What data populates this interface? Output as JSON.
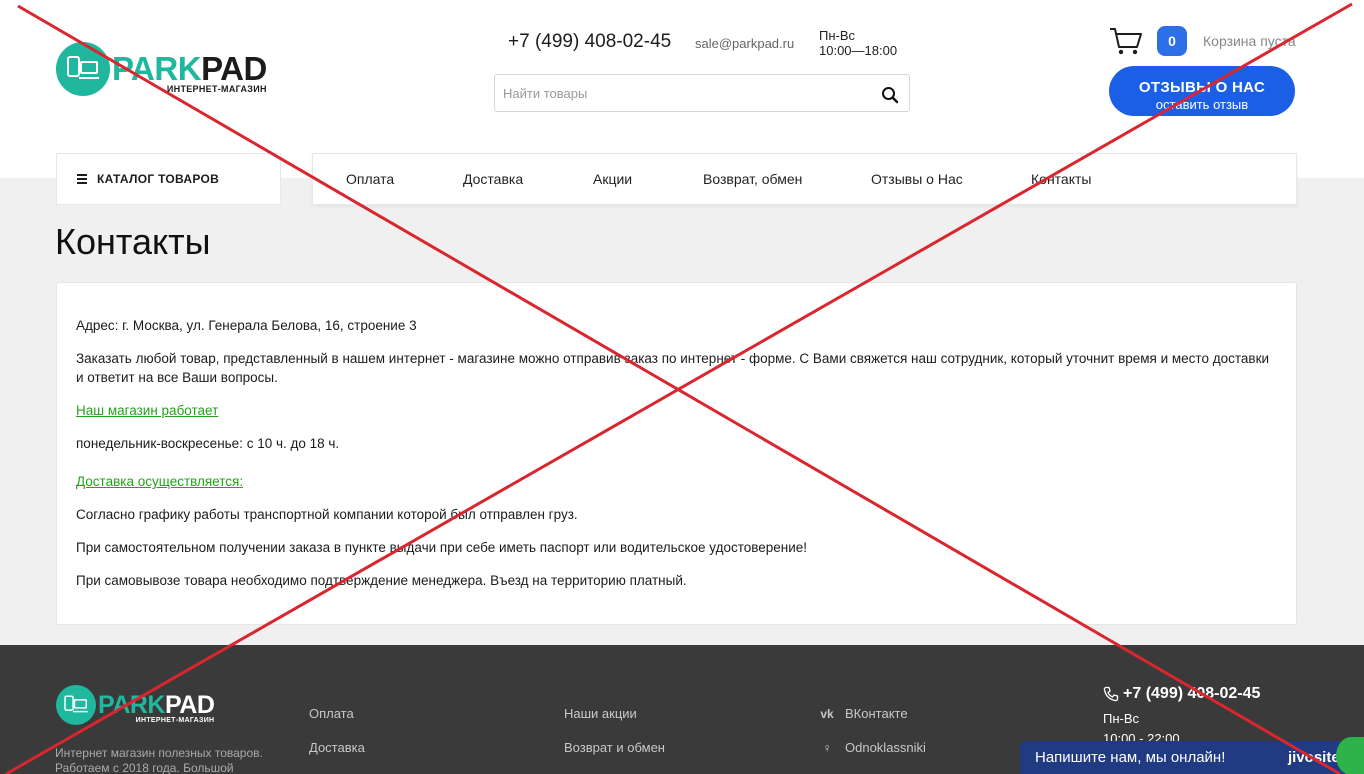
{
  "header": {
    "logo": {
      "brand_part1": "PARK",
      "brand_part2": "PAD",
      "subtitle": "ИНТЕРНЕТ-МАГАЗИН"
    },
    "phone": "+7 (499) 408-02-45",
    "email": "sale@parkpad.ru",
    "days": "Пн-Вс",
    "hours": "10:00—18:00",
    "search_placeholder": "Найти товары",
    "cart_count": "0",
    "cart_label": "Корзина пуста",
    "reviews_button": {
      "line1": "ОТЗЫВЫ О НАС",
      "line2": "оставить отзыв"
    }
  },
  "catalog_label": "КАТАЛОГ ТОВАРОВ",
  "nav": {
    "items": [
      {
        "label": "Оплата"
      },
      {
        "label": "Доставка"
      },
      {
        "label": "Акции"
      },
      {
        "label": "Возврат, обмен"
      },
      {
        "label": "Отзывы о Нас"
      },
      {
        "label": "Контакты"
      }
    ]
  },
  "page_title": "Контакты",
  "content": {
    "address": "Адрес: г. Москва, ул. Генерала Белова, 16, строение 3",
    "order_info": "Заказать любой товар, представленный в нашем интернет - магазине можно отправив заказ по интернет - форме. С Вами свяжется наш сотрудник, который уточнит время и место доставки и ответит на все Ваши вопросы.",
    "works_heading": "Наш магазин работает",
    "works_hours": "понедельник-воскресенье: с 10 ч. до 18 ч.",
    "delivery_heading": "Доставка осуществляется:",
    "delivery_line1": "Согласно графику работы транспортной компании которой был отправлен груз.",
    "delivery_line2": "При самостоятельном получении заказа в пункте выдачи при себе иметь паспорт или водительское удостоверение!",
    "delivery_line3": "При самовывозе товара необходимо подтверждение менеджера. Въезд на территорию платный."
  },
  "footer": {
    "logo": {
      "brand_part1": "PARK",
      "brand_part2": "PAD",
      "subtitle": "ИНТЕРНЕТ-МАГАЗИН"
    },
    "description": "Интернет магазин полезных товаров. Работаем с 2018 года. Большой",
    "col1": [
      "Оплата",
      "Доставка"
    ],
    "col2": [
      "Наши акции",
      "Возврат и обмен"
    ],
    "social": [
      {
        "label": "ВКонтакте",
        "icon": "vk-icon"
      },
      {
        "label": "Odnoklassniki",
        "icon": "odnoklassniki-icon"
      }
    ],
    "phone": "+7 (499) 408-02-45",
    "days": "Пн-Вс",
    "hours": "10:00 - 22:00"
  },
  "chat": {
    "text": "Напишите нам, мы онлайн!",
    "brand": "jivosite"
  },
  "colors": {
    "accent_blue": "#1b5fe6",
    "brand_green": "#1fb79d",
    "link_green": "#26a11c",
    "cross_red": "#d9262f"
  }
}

○ ○ ○ ○ ○

Gather all lines from the records above in which "обмен" appears.

        "label": "Возврат, обмен"
      "Возврат и обмен"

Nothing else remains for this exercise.